» **WHAT YOU NEED TO DO**: Write every line of the material out exactly as shown.

--------------------------------------------------

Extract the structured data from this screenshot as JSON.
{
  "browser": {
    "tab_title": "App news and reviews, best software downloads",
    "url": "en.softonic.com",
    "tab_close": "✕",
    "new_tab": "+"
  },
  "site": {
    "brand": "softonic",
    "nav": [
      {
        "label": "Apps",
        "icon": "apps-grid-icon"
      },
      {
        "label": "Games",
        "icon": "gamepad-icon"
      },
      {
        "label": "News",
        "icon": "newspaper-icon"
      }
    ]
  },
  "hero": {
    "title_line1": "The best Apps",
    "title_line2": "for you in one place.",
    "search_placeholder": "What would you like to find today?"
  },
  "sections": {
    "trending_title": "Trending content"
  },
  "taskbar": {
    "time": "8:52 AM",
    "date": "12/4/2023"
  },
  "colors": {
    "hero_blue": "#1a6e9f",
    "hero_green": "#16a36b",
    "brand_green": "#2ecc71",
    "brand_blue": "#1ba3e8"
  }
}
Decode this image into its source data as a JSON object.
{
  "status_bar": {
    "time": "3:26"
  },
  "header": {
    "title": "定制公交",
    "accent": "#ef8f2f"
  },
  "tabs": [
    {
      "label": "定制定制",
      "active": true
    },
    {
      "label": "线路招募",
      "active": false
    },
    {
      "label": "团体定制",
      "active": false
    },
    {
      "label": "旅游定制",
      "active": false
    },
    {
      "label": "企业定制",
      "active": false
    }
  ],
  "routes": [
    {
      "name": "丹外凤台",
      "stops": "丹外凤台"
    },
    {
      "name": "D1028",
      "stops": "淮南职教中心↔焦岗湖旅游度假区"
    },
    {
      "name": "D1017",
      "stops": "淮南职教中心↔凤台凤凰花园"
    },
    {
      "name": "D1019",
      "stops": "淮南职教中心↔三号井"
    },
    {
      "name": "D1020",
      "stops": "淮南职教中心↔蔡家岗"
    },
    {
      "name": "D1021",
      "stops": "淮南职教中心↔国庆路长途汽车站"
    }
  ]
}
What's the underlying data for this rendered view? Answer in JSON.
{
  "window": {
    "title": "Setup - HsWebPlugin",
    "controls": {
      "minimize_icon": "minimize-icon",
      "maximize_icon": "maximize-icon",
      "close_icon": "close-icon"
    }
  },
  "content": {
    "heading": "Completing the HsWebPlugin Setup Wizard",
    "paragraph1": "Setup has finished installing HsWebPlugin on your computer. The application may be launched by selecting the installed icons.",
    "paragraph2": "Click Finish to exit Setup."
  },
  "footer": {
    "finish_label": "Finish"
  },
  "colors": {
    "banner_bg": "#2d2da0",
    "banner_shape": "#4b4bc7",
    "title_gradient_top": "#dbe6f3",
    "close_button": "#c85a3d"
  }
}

--------------------------------------------------

» **SOLVED PROBLEM**:
Extract the structured data from this screenshot as JSON.
{
  "browser": {
    "tab_title": "App news and reviews, best software downloads",
    "url": "en.softonic.com",
    "tab_close": "✕",
    "new_tab": "+"
  },
  "site": {
    "brand": "softonic",
    "nav": [
      {
        "label": "Apps",
        "icon": "apps-grid-icon"
      },
      {
        "label": "Games",
        "icon": "gamepad-icon"
      },
      {
        "label": "News",
        "icon": "newspaper-icon"
      }
    ]
  },
  "hero": {
    "title_line1": "The best Apps",
    "title_line2": "for you in one place.",
    "search_placeholder": "What would you like to find today?"
  },
  "sections": {
    "trending_title": "Trending content"
  },
  "taskbar": {
    "time": "8:52 AM",
    "date": "12/4/2023"
  },
  "colors": {
    "hero_blue": "#1a6e9f",
    "hero_green": "#16a36b",
    "brand_green": "#2ecc71",
    "brand_blue": "#1ba3e8"
  }
}
Decode this image into its source data as a JSON object.
{
  "status_bar": {
    "time": "3:26"
  },
  "header": {
    "title": "定制公交",
    "accent": "#ef8f2f"
  },
  "tabs": [
    {
      "label": "定制定制",
      "active": true
    },
    {
      "label": "线路招募",
      "active": false
    },
    {
      "label": "团体定制",
      "active": false
    },
    {
      "label": "旅游定制",
      "active": false
    },
    {
      "label": "企业定制",
      "active": false
    }
  ],
  "routes": [
    {
      "name": "丹外凤台",
      "stops": "丹外凤台"
    },
    {
      "name": "D1028",
      "stops": "淮南职教中心↔焦岗湖旅游度假区"
    },
    {
      "name": "D1017",
      "stops": "淮南职教中心↔凤台凤凰花园"
    },
    {
      "name": "D1019",
      "stops": "淮南职教中心↔三号井"
    },
    {
      "name": "D1020",
      "stops": "淮南职教中心↔蔡家岗"
    },
    {
      "name": "D1021",
      "stops": "淮南职教中心↔国庆路长途汽车站"
    }
  ]
}
What's the underlying data for this rendered view? Answer in JSON.
{
  "window": {
    "title": "Setup - HsWebPlugin",
    "controls": {
      "minimize_icon": "minimize-icon",
      "maximize_icon": "maximize-icon",
      "close_icon": "close-icon"
    }
  },
  "content": {
    "heading": "Completing the HsWebPlugin Setup Wizard",
    "paragraph1": "Setup has finished installing HsWebPlugin on your computer. The application may be launched by selecting the installed icons.",
    "paragraph2": "Click Finish to exit Setup."
  },
  "footer": {
    "finish_label": "Finish"
  },
  "colors": {
    "banner_bg": "#2d2da0",
    "banner_shape": "#4b4bc7",
    "title_gradient_top": "#dbe6f3",
    "close_button": "#c85a3d"
  }
}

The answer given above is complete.